→ Provided records
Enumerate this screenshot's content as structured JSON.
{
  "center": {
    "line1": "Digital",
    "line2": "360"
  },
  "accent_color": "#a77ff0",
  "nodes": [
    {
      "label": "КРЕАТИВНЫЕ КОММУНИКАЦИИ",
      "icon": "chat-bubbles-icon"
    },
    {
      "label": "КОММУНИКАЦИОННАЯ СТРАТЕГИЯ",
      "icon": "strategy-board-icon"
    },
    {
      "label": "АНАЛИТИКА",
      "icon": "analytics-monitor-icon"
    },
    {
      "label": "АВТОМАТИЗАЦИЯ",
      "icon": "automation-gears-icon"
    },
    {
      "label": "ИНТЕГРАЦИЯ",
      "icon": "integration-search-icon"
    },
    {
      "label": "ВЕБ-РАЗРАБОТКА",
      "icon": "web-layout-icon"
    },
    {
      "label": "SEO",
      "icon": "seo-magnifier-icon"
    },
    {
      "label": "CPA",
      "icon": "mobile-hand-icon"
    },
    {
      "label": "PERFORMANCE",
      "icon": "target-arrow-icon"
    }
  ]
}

→ The task
Gather every line from the entries above where the word "label" appears, and copy them.

→ Expected answer
      "label": "КРЕАТИВНЫЕ КОММУНИКАЦИИ",
      "label": "КОММУНИКАЦИОННАЯ СТРАТЕГИЯ",
      "label": "АНАЛИТИКА",
      "label": "АВТОМАТИЗАЦИЯ",
      "label": "ИНТЕГРАЦИЯ",
      "label": "ВЕБ-РАЗРАБОТКА",
      "label": "SEO",
      "label": "CPA",
      "label": "PERFORMANCE",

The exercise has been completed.